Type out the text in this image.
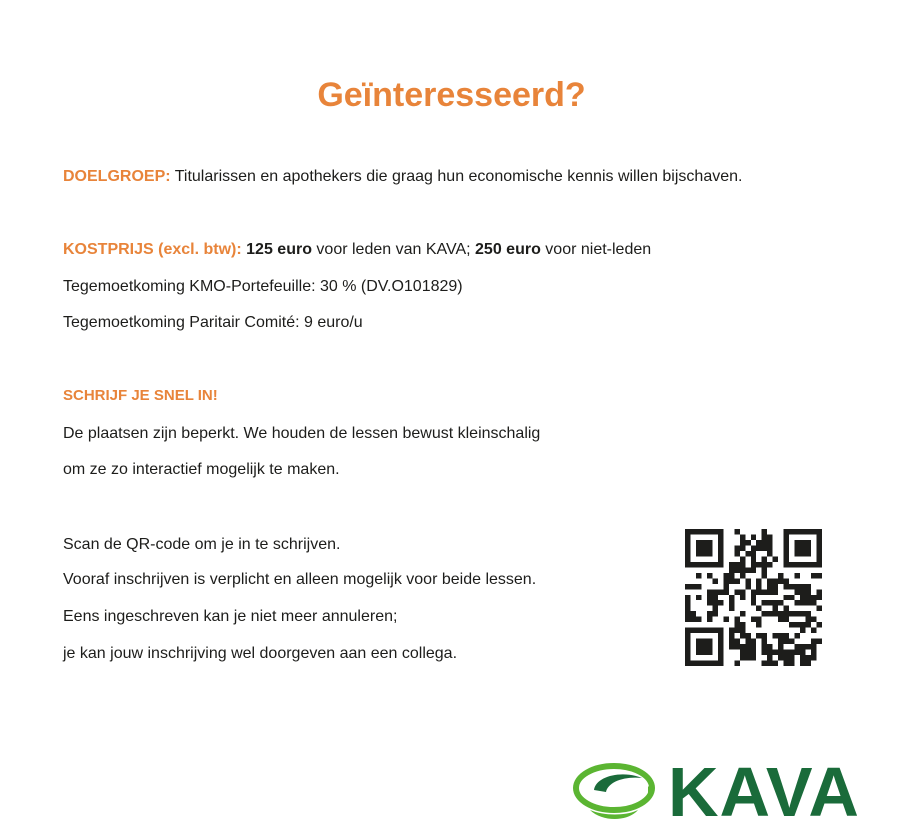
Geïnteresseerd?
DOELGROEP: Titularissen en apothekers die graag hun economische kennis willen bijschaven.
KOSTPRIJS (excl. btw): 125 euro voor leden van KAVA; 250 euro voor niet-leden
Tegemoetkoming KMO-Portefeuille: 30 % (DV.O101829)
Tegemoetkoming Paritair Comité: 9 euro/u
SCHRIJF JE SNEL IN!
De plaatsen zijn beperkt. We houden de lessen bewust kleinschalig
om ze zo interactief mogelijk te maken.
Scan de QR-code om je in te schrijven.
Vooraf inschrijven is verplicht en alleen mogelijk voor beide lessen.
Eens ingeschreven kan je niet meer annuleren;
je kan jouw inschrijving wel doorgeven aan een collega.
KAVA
==
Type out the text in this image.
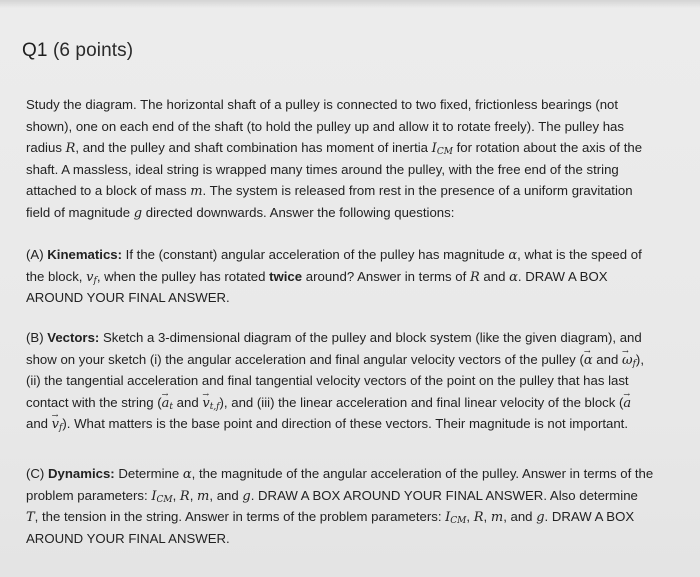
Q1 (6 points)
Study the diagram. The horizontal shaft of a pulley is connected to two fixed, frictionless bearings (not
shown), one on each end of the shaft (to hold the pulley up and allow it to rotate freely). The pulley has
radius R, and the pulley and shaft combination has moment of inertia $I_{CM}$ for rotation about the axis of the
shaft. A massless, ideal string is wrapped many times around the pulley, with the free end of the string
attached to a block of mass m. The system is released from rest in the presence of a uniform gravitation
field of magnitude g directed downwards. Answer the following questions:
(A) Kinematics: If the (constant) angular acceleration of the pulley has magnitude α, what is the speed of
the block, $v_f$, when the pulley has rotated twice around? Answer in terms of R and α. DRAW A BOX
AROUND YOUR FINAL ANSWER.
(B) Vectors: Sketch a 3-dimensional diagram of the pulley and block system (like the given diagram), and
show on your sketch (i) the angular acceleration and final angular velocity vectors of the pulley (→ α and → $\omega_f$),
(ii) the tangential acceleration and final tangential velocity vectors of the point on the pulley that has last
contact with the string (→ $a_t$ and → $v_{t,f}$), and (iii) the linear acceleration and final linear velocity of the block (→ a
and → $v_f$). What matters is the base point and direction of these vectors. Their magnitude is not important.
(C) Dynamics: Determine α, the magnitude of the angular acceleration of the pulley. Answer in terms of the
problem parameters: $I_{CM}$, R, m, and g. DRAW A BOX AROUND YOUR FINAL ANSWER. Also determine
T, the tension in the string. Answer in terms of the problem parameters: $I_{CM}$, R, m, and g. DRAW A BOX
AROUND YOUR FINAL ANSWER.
==
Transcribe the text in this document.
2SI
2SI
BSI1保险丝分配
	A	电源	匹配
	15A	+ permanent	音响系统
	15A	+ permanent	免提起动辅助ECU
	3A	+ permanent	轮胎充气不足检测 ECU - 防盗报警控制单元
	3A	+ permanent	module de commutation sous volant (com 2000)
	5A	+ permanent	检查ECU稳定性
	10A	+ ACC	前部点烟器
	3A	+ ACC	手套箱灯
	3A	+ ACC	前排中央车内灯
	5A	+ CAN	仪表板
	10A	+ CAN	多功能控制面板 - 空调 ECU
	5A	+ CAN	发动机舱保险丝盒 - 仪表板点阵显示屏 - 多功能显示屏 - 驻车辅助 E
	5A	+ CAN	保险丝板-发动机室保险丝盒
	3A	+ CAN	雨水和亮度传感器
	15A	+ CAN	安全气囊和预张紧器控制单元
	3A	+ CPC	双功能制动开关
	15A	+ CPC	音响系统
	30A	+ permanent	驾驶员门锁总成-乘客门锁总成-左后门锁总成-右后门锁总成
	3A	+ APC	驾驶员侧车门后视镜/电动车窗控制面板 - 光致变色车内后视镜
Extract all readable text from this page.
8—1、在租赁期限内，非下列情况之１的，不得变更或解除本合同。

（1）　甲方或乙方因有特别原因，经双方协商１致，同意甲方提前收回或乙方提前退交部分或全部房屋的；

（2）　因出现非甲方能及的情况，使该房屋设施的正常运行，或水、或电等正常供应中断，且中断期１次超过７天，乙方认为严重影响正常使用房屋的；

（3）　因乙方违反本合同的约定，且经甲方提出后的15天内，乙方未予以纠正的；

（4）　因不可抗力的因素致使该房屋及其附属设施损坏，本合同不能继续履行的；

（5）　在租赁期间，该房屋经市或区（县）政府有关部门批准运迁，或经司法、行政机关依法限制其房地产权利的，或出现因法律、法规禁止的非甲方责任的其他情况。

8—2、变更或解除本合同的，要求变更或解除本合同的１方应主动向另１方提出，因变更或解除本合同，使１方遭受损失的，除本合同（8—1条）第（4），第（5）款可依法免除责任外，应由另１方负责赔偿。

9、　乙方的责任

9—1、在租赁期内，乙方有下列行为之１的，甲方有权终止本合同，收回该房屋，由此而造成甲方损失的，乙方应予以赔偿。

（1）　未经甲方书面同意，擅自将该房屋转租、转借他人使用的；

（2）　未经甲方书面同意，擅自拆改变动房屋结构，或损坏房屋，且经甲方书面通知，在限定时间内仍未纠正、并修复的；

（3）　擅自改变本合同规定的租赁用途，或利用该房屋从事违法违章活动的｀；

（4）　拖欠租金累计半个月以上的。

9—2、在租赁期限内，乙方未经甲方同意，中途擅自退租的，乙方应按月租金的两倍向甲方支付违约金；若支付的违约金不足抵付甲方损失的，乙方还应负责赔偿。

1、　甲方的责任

• **Task goal**
Give the number of lines above in which the word "system" occurs, with nothing else.

• **Complete response**
2